---------- Quoted text ----------

Craig Kleffman has started 11 posts and replied 38 times.

Lots of great discussion here, with diversity of thought, and very polite people.  Love that!  

Fay, I think there is a bit of confusion.  This is a triplex, not a quad.  So, I think the different is this:  There's 3,400 in rent (or so - I'm ball parking it as I'm writing this post) from the back units (2x $1700).  The front house is listed with a rent of something like $3,400 as well.  So, the pro forma includes about $6800 in rent.  So, not only would it cost us the $3,400 in rent, but we'd also have to kick in another $3,000 or so a month to make up the difference between the expenses that outpace income by about $3,000 or 4,000 a month.  

And, looking a bit closer, I also don't see a line item in your analysis for Mortgage Insurance, which would be required unless we put something like 25% down.  And, that stuff is expensive!  

cek.  

Originally posted by @Fay Chen:

Not sure if I understood you correctly. My calc shows it will cost you ~$3000/mon to live there (if you get $3400/mon income from the other units). That's cheaper than renting a 3 bedroom house in Orange. I'm not saying that's what you should do, but maybe that explains why other ppl are willing to pay that kinda money for it.

Property Price $ 1,749,000
Down Pmt 3.5%  
Term 30 years
Rate 4.00%  
Down Pmt $ 61,215  
Closing $ -  
Total Initial Inv. $ 61,215  
Monthly Expenses    
Mortgage $ 8,058  
Amrt $ (2,522)  
Int. Deduction $ (1,383.82)  
Prop. Tax $ 1,894.75  
Maint. $ 170.00  
Insurance $ 70  
HOA $ 50  
Utilities  
Internet  
Total Exp. $ 6,336  
Rental Income $ 3,400  
Total Expenses $ 2,936  
Originally posted by @Paul Caputo:

This is just a guess, but it'd probably be a real estate professional with many other properties renting out all the units as opposed to owner occupied. If they can make it work to eventually go positive the short term losses are mitigated by future returns. Pair that with being able to put losses here against gains elsewhere and it starts to make more sense. 

Also be careful if you're not a real estate professional rental income is considered passive income and you can only deduct passive losses to the point of passive income, anything further is disallowed in the current year and carries forward to next year. If you continue showing passive losses and don't have other passive income it'll just keep adding up and you won't be able to take it until you go positive. So again it'd probably be a real estate professional doing these types of deals since the short term losses would lower their taxable income and they could make it work long term.

 Hey Paul - 

Thanks for the note.  Minor pre-amble:  I'm just politely arguing, making a point - not pounding on the table here.  No disrespected is intended whatsoever.

---------- Data listing ----------

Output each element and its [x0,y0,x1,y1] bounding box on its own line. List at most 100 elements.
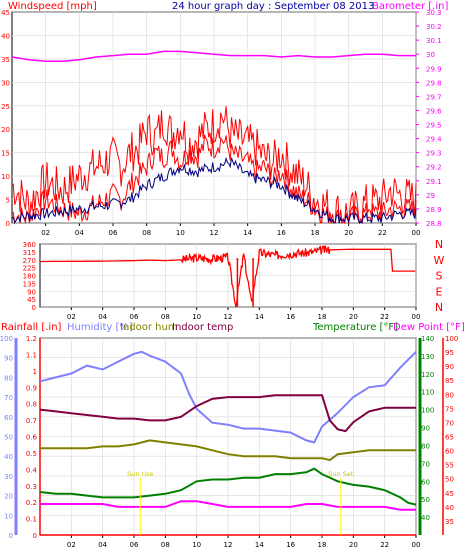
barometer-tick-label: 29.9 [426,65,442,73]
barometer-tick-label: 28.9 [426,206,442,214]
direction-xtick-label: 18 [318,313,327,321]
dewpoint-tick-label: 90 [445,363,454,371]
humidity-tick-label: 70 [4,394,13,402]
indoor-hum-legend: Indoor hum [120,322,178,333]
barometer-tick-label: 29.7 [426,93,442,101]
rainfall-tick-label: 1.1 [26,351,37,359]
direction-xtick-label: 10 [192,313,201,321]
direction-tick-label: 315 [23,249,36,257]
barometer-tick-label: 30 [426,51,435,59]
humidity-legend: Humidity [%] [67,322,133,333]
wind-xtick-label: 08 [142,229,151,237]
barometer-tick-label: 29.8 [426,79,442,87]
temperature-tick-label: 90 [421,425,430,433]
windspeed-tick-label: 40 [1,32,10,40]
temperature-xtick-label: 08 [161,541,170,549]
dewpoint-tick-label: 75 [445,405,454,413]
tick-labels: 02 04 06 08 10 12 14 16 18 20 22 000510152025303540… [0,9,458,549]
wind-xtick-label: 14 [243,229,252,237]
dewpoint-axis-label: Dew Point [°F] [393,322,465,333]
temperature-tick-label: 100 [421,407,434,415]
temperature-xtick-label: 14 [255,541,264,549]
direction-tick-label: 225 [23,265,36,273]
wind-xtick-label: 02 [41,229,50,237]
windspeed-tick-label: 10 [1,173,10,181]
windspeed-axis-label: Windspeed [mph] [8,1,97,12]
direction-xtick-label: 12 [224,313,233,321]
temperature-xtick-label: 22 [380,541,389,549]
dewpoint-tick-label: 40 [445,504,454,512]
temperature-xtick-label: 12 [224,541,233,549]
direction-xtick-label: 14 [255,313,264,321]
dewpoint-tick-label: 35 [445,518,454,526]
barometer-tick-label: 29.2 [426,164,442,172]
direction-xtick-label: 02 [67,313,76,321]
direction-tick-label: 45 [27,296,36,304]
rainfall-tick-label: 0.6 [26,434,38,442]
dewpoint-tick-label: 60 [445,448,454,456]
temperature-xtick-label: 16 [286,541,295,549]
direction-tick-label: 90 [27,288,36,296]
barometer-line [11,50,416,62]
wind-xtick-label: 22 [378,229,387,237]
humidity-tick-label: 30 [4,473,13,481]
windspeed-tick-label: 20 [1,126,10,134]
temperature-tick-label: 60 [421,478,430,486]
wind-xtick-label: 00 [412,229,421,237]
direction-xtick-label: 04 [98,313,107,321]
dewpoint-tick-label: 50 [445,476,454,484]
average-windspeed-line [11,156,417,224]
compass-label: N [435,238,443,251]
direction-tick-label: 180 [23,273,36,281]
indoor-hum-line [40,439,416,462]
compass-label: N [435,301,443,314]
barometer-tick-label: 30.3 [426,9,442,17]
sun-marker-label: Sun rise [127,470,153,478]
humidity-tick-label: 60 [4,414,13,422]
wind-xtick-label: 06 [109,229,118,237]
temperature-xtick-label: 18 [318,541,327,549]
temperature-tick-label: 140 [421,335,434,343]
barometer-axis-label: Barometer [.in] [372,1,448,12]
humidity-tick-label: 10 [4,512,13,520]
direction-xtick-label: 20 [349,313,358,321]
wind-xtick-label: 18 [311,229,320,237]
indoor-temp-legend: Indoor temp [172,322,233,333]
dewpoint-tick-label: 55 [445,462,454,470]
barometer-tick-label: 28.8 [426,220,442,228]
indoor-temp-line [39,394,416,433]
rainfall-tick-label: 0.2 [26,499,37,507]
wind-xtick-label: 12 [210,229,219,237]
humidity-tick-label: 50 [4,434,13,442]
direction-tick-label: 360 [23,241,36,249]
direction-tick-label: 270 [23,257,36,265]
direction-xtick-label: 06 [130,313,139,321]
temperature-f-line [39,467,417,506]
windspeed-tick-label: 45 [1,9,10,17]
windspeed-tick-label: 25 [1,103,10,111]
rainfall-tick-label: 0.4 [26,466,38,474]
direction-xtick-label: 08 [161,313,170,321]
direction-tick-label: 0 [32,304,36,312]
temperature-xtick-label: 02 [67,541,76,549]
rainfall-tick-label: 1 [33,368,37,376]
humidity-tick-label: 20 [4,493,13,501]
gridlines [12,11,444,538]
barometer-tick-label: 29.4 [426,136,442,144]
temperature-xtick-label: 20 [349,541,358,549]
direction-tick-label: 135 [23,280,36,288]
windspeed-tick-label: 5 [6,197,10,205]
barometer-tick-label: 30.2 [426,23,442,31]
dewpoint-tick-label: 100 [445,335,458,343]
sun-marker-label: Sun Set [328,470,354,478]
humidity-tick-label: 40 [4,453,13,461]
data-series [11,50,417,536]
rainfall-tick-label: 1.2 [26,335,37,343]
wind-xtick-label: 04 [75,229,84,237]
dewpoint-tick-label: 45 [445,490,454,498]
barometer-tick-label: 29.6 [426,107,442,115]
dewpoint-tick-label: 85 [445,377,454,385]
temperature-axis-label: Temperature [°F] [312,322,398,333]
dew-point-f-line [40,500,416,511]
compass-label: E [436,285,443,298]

----------
---------- Data listing ----------

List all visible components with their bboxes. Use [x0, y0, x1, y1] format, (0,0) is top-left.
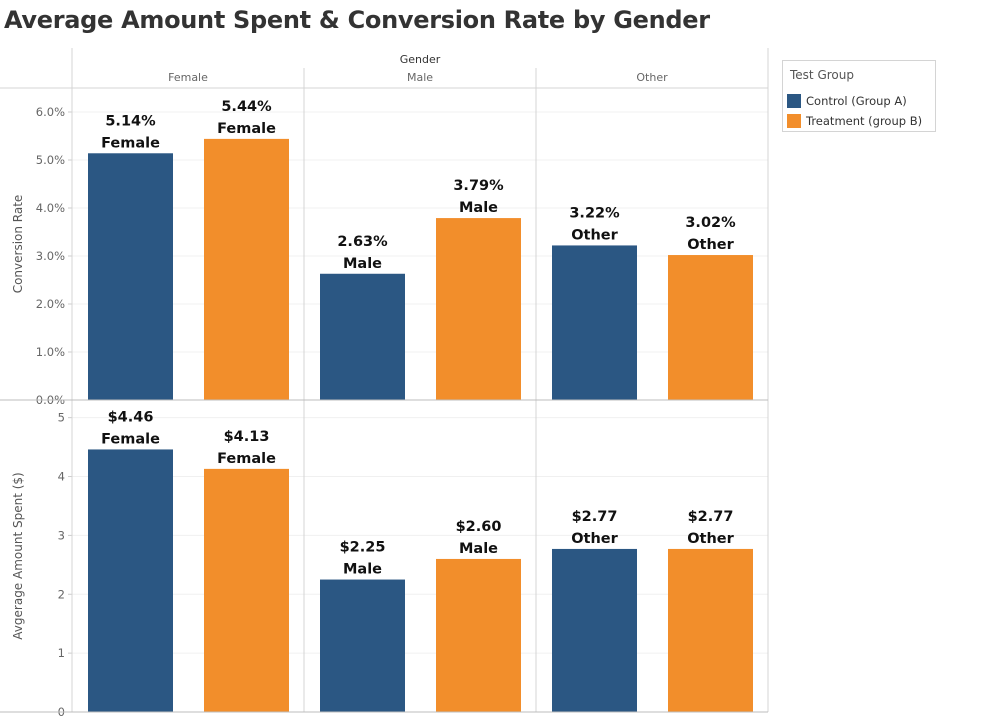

----------
---------- Data listing ----------

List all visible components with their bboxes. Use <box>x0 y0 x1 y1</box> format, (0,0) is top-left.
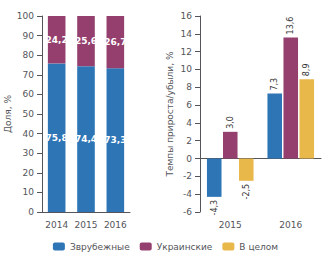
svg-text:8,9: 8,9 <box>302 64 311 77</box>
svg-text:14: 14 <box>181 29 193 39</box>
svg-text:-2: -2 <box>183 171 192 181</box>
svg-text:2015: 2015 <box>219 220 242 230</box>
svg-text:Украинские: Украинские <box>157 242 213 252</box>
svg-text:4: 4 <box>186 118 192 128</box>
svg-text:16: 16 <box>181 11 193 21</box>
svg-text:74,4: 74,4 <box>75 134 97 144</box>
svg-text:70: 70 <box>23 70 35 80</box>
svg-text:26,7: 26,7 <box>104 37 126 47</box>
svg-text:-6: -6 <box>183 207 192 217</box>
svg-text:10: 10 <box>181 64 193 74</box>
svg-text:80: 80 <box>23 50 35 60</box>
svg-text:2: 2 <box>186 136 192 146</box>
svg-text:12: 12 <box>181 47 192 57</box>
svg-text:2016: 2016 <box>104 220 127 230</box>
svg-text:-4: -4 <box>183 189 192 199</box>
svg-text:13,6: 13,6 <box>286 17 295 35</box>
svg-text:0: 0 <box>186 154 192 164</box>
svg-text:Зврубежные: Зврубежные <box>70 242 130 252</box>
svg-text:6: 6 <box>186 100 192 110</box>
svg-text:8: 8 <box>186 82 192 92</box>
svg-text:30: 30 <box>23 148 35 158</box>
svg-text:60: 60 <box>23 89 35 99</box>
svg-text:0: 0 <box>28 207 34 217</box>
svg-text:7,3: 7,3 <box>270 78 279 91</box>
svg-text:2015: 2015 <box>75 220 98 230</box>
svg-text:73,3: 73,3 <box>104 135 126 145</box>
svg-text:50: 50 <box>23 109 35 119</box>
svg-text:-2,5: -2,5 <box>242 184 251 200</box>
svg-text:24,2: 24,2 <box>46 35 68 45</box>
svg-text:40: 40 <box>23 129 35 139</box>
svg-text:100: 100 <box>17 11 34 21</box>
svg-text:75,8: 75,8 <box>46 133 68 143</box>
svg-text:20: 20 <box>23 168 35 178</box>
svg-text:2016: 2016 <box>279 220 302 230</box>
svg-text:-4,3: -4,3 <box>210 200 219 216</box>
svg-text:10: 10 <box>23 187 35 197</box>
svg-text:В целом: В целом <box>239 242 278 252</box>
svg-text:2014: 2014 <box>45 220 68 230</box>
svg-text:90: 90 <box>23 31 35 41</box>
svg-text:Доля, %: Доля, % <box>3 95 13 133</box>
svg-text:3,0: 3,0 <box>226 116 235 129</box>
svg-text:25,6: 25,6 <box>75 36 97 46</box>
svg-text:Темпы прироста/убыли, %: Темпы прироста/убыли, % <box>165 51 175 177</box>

----------

• Directive: For each statement, answer yes or no on whether it agrees with the triplex forum post, and quote the words of the post that decide it. 1. The property under discussion is a quad. 2. Fay Chen's calculation uses an interest rate of 4.00%. 3. According to Paul Caputo, passive losses beyond passive income carry forward to the next year.

• Response to this task:
1. No: "This is a triplex, not a quad."
2. Yes: "Rate 4.00%"
3. Yes: "anything further is disallowed in the current year and carries forward to next year."